# YOUR TASK
Repeat the records below exactly as they appear.

[Dataset rows about figures]
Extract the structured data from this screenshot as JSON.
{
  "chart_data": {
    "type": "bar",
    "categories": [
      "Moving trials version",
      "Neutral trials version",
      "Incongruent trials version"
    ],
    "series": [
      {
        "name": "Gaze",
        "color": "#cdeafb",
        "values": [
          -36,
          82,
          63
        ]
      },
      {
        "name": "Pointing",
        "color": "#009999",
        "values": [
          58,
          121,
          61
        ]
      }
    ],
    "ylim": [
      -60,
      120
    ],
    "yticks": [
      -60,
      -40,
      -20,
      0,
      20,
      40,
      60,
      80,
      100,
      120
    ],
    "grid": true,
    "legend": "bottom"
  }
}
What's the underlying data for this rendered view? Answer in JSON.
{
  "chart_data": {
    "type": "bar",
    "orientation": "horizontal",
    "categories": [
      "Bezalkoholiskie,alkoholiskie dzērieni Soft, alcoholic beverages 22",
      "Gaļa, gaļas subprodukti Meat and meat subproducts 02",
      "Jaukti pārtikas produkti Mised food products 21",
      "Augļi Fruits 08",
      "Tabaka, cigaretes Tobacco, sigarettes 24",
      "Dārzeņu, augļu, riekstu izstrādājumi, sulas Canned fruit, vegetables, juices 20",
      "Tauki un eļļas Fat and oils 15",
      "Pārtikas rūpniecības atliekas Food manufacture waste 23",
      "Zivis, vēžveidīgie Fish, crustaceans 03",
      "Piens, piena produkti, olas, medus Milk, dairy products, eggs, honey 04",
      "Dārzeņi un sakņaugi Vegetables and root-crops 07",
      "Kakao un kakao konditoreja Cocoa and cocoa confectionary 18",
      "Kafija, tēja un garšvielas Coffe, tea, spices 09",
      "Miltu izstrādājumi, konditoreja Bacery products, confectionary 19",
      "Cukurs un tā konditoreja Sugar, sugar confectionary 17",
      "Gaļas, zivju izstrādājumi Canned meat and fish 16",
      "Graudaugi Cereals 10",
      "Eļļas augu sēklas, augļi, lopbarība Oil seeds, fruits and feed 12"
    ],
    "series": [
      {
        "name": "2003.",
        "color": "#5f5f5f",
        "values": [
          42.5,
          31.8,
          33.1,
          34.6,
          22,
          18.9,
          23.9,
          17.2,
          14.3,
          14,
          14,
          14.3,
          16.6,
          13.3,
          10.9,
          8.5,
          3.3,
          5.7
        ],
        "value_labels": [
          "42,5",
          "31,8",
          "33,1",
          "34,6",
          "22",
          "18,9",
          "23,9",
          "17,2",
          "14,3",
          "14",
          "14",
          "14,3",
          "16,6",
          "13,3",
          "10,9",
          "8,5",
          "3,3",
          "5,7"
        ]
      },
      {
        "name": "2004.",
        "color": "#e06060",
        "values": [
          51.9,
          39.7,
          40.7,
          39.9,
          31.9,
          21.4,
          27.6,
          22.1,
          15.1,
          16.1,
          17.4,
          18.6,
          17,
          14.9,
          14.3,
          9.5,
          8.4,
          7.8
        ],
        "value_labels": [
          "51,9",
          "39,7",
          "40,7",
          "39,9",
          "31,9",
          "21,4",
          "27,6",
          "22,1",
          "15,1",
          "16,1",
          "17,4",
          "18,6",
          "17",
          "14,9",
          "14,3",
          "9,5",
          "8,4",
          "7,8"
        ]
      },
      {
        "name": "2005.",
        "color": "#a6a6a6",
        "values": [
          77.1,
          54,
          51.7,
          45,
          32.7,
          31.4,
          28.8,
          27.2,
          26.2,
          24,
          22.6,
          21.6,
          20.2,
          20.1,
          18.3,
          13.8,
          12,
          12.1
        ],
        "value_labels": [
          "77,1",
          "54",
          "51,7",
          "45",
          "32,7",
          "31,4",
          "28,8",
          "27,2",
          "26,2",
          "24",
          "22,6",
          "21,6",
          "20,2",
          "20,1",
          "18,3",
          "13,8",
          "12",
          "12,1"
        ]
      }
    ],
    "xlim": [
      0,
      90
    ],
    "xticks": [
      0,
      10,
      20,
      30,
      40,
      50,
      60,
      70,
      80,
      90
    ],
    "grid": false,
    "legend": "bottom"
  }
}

# TASK RESULT
Extract the structured data from this screenshot as JSON.
{
  "chart_data": {
    "type": "bar",
    "categories": [
      "Moving trials version",
      "Neutral trials version",
      "Incongruent trials version"
    ],
    "series": [
      {
        "name": "Gaze",
        "color": "#cdeafb",
        "values": [
          -36,
          82,
          63
        ]
      },
      {
        "name": "Pointing",
        "color": "#009999",
        "values": [
          58,
          121,
          61
        ]
      }
    ],
    "ylim": [
      -60,
      120
    ],
    "yticks": [
      -60,
      -40,
      -20,
      0,
      20,
      40,
      60,
      80,
      100,
      120
    ],
    "grid": true,
    "legend": "bottom"
  }
}
What's the underlying data for this rendered view? Answer in JSON.
{
  "chart_data": {
    "type": "bar",
    "orientation": "horizontal",
    "categories": [
      "Bezalkoholiskie,alkoholiskie dzērieni Soft, alcoholic beverages 22",
      "Gaļa, gaļas subprodukti Meat and meat subproducts 02",
      "Jaukti pārtikas produkti Mised food products 21",
      "Augļi Fruits 08",
      "Tabaka, cigaretes Tobacco, sigarettes 24",
      "Dārzeņu, augļu, riekstu izstrādājumi, sulas Canned fruit, vegetables, juices 20",
      "Tauki un eļļas Fat and oils 15",
      "Pārtikas rūpniecības atliekas Food manufacture waste 23",
      "Zivis, vēžveidīgie Fish, crustaceans 03",
      "Piens, piena produkti, olas, medus Milk, dairy products, eggs, honey 04",
      "Dārzeņi un sakņaugi Vegetables and root-crops 07",
      "Kakao un kakao konditoreja Cocoa and cocoa confectionary 18",
      "Kafija, tēja un garšvielas Coffe, tea, spices 09",
      "Miltu izstrādājumi, konditoreja Bacery products, confectionary 19",
      "Cukurs un tā konditoreja Sugar, sugar confectionary 17",
      "Gaļas, zivju izstrādājumi Canned meat and fish 16",
      "Graudaugi Cereals 10",
      "Eļļas augu sēklas, augļi, lopbarība Oil seeds, fruits and feed 12"
    ],
    "series": [
      {
        "name": "2003.",
        "color": "#5f5f5f",
        "values": [
          42.5,
          31.8,
          33.1,
          34.6,
          22,
          18.9,
          23.9,
          17.2,
          14.3,
          14,
          14,
          14.3,
          16.6,
          13.3,
          10.9,
          8.5,
          3.3,
          5.7
        ],
        "value_labels": [
          "42,5",
          "31,8",
          "33,1",
          "34,6",
          "22",
          "18,9",
          "23,9",
          "17,2",
          "14,3",
          "14",
          "14",
          "14,3",
          "16,6",
          "13,3",
          "10,9",
          "8,5",
          "3,3",
          "5,7"
        ]
      },
      {
        "name": "2004.",
        "color": "#e06060",
        "values": [
          51.9,
          39.7,
          40.7,
          39.9,
          31.9,
          21.4,
          27.6,
          22.1,
          15.1,
          16.1,
          17.4,
          18.6,
          17,
          14.9,
          14.3,
          9.5,
          8.4,
          7.8
        ],
        "value_labels": [
          "51,9",
          "39,7",
          "40,7",
          "39,9",
          "31,9",
          "21,4",
          "27,6",
          "22,1",
          "15,1",
          "16,1",
          "17,4",
          "18,6",
          "17",
          "14,9",
          "14,3",
          "9,5",
          "8,4",
          "7,8"
        ]
      },
      {
        "name": "2005.",
        "color": "#a6a6a6",
        "values": [
          77.1,
          54,
          51.7,
          45,
          32.7,
          31.4,
          28.8,
          27.2,
          26.2,
          24,
          22.6,
          21.6,
          20.2,
          20.1,
          18.3,
          13.8,
          12,
          12.1
        ],
        "value_labels": [
          "77,1",
          "54",
          "51,7",
          "45",
          "32,7",
          "31,4",
          "28,8",
          "27,2",
          "26,2",
          "24",
          "22,6",
          "21,6",
          "20,2",
          "20,1",
          "18,3",
          "13,8",
          "12",
          "12,1"
        ]
      }
    ],
    "xlim": [
      0,
      90
    ],
    "xticks": [
      0,
      10,
      20,
      30,
      40,
      50,
      60,
      70,
      80,
      90
    ],
    "grid": false,
    "legend": "bottom"
  }
}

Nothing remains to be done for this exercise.